> Given data:
# # # # # # #

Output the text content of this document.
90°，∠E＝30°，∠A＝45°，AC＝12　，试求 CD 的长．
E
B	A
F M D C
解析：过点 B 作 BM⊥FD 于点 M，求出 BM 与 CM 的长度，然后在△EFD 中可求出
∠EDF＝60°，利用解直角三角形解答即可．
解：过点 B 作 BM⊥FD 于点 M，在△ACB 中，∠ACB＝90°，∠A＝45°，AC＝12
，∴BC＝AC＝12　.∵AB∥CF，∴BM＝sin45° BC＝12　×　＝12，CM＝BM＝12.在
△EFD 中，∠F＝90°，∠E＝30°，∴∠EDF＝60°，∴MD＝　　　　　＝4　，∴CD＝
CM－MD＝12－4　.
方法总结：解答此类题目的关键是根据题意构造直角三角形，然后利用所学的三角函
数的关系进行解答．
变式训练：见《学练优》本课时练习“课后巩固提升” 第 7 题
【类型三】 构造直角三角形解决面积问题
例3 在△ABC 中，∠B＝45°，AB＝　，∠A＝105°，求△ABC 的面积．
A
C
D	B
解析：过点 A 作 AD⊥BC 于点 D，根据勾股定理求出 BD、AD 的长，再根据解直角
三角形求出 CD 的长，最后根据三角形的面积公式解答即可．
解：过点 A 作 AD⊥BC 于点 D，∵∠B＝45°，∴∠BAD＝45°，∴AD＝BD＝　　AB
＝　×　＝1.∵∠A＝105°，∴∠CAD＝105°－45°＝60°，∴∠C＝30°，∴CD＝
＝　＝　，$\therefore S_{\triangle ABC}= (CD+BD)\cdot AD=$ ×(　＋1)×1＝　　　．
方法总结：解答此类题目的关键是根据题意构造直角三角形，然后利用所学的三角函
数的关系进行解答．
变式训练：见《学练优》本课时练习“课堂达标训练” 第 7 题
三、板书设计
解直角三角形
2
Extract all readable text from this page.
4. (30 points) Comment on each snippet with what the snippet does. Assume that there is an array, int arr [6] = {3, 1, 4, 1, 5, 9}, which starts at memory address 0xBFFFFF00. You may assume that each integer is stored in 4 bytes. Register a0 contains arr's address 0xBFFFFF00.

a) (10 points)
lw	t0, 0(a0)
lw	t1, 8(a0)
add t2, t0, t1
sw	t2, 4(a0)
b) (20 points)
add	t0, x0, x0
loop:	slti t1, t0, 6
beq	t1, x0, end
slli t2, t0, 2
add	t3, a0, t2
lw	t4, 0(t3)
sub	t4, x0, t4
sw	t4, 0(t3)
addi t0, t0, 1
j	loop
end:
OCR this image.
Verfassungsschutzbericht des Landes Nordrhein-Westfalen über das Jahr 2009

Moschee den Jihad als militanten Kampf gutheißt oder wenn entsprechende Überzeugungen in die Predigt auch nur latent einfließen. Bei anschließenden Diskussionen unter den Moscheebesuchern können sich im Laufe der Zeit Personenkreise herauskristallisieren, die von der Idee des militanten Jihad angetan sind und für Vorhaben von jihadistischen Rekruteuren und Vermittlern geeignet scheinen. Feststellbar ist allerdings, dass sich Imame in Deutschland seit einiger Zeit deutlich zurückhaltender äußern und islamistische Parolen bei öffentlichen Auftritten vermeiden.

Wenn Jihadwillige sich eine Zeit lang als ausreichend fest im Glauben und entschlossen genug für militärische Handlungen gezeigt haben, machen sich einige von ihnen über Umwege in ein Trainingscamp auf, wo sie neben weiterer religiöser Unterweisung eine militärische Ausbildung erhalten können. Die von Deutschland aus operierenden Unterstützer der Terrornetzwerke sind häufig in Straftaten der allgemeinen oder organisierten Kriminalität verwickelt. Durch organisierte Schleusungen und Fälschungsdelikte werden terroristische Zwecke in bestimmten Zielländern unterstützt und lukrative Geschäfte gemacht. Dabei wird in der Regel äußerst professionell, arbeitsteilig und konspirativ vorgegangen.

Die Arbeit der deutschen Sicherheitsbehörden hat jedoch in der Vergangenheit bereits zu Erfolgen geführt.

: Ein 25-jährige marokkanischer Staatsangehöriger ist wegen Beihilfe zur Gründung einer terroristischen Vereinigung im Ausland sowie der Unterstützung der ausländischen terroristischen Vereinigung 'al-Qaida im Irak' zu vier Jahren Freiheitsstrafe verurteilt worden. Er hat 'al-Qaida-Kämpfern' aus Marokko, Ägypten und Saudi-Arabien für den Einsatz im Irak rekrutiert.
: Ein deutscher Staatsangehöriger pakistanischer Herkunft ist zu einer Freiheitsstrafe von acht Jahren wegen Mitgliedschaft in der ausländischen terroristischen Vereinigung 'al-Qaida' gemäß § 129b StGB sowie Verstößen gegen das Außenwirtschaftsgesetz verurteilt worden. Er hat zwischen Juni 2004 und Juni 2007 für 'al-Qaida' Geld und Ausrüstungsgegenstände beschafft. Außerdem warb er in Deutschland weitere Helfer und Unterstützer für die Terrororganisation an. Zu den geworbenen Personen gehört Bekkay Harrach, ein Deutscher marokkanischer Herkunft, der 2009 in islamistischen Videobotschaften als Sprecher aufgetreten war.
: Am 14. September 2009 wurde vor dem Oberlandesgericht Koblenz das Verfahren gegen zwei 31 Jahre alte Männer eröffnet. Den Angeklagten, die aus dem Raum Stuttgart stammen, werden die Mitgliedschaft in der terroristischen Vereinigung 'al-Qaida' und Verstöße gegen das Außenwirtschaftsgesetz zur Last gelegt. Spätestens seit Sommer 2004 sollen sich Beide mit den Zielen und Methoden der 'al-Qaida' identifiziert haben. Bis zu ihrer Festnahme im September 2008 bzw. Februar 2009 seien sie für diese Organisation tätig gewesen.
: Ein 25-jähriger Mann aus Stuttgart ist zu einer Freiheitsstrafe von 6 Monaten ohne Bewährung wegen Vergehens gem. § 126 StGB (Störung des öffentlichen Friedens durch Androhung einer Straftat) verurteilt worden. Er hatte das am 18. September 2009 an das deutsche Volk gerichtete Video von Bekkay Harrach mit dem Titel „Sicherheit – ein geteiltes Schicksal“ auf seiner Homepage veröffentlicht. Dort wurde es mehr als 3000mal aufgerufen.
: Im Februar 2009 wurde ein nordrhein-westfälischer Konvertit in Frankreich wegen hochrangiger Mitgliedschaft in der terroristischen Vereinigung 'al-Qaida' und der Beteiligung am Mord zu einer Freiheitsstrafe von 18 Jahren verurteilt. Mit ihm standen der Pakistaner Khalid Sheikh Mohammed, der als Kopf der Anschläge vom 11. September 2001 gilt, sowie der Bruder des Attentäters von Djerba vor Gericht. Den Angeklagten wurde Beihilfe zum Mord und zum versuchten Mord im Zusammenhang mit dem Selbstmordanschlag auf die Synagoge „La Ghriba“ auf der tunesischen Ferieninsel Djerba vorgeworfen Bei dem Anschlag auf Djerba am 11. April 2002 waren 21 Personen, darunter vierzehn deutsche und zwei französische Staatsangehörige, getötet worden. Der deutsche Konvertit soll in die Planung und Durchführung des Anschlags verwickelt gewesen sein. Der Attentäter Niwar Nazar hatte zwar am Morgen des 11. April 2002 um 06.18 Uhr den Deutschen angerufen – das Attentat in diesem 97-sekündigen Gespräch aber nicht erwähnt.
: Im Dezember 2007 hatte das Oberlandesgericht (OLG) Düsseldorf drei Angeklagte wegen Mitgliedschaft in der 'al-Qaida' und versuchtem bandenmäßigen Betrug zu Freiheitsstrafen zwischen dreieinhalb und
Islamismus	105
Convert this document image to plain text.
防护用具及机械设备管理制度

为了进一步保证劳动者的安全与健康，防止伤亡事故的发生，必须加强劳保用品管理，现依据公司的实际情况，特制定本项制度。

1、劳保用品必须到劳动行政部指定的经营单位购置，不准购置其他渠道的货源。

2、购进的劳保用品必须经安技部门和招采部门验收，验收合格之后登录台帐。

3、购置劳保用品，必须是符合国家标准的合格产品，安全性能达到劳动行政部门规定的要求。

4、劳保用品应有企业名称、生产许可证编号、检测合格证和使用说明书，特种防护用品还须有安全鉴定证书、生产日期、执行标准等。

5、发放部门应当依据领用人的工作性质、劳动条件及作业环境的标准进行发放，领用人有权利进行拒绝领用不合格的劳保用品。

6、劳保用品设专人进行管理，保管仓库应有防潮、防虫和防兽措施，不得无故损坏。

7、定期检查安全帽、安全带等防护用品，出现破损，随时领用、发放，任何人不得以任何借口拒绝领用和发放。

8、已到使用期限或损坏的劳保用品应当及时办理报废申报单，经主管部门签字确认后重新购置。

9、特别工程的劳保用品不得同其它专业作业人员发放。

# # # # # # #

> Directions for this task: Give back exactly the lines from the line holding "Convert this document image to plain text." through the last line of the listing, including both.

> Result:
Convert this document image to plain text.
防护用具及机械设备管理制度

为了进一步保证劳动者的安全与健康，防止伤亡事故的发生，必须加强劳保用品管理，现依据公司的实际情况，特制定本项制度。

1、劳保用品必须到劳动行政部指定的经营单位购置，不准购置其他渠道的货源。

2、购进的劳保用品必须经安技部门和招采部门验收，验收合格之后登录台帐。

3、购置劳保用品，必须是符合国家标准的合格产品，安全性能达到劳动行政部门规定的要求。

4、劳保用品应有企业名称、生产许可证编号、检测合格证和使用说明书，特种防护用品还须有安全鉴定证书、生产日期、执行标准等。

5、发放部门应当依据领用人的工作性质、劳动条件及作业环境的标准进行发放，领用人有权利进行拒绝领用不合格的劳保用品。

6、劳保用品设专人进行管理，保管仓库应有防潮、防虫和防兽措施，不得无故损坏。

7、定期检查安全帽、安全带等防护用品，出现破损，随时领用、发放，任何人不得以任何借口拒绝领用和发放。

8、已到使用期限或损坏的劳保用品应当及时办理报废申报单，经主管部门签字确认后重新购置。

9、特别工程的劳保用品不得同其它专业作业人员发放。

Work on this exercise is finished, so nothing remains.